◆ **RECORDS SUPPLIED**:
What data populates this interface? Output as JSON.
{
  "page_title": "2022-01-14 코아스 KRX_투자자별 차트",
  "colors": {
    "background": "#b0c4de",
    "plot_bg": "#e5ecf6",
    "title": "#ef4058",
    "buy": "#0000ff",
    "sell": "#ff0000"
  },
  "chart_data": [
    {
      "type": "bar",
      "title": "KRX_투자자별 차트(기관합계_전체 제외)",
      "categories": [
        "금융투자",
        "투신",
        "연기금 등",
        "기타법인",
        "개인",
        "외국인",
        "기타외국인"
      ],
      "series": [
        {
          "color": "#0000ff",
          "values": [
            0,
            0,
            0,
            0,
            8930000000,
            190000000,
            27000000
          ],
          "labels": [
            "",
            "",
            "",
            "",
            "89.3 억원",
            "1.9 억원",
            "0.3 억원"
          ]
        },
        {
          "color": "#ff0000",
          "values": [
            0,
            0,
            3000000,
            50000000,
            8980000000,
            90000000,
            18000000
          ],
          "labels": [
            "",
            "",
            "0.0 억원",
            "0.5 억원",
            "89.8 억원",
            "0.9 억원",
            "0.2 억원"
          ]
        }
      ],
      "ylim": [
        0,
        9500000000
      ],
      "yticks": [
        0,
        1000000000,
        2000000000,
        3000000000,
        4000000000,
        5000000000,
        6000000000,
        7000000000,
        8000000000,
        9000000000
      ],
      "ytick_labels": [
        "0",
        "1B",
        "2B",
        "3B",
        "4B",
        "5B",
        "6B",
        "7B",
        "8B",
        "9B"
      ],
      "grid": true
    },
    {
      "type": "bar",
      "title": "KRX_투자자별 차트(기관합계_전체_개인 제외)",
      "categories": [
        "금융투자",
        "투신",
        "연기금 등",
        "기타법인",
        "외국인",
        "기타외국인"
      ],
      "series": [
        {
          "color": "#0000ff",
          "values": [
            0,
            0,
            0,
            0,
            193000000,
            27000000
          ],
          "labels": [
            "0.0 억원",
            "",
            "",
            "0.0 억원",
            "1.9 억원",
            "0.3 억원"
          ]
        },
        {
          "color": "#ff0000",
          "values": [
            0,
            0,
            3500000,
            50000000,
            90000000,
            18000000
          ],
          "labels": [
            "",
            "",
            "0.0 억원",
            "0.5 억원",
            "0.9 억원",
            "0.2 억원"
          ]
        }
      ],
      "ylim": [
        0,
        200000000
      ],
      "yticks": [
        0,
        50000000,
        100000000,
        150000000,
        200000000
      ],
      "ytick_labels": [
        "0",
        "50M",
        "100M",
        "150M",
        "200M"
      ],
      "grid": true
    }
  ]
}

◆ **WHAT TO DO**: Retype the records in full. Keep every line identical to the original.

◆ **SOLVED EXERCISE**:
What data populates this interface? Output as JSON.
{
  "page_title": "2022-01-14 코아스 KRX_투자자별 차트",
  "colors": {
    "background": "#b0c4de",
    "plot_bg": "#e5ecf6",
    "title": "#ef4058",
    "buy": "#0000ff",
    "sell": "#ff0000"
  },
  "chart_data": [
    {
      "type": "bar",
      "title": "KRX_투자자별 차트(기관합계_전체 제외)",
      "categories": [
        "금융투자",
        "투신",
        "연기금 등",
        "기타법인",
        "개인",
        "외국인",
        "기타외국인"
      ],
      "series": [
        {
          "color": "#0000ff",
          "values": [
            0,
            0,
            0,
            0,
            8930000000,
            190000000,
            27000000
          ],
          "labels": [
            "",
            "",
            "",
            "",
            "89.3 억원",
            "1.9 억원",
            "0.3 억원"
          ]
        },
        {
          "color": "#ff0000",
          "values": [
            0,
            0,
            3000000,
            50000000,
            8980000000,
            90000000,
            18000000
          ],
          "labels": [
            "",
            "",
            "0.0 억원",
            "0.5 억원",
            "89.8 억원",
            "0.9 억원",
            "0.2 억원"
          ]
        }
      ],
      "ylim": [
        0,
        9500000000
      ],
      "yticks": [
        0,
        1000000000,
        2000000000,
        3000000000,
        4000000000,
        5000000000,
        6000000000,
        7000000000,
        8000000000,
        9000000000
      ],
      "ytick_labels": [
        "0",
        "1B",
        "2B",
        "3B",
        "4B",
        "5B",
        "6B",
        "7B",
        "8B",
        "9B"
      ],
      "grid": true
    },
    {
      "type": "bar",
      "title": "KRX_투자자별 차트(기관합계_전체_개인 제외)",
      "categories": [
        "금융투자",
        "투신",
        "연기금 등",
        "기타법인",
        "외국인",
        "기타외국인"
      ],
      "series": [
        {
          "color": "#0000ff",
          "values": [
            0,
            0,
            0,
            0,
            193000000,
            27000000
          ],
          "labels": [
            "0.0 억원",
            "",
            "",
            "0.0 억원",
            "1.9 억원",
            "0.3 억원"
          ]
        },
        {
          "color": "#ff0000",
          "values": [
            0,
            0,
            3500000,
            50000000,
            90000000,
            18000000
          ],
          "labels": [
            "",
            "",
            "0.0 억원",
            "0.5 억원",
            "0.9 억원",
            "0.2 억원"
          ]
        }
      ],
      "ylim": [
        0,
        200000000
      ],
      "yticks": [
        0,
        50000000,
        100000000,
        150000000,
        200000000
      ],
      "ytick_labels": [
        "0",
        "50M",
        "100M",
        "150M",
        "200M"
      ],
      "grid": true
    }
  ]
}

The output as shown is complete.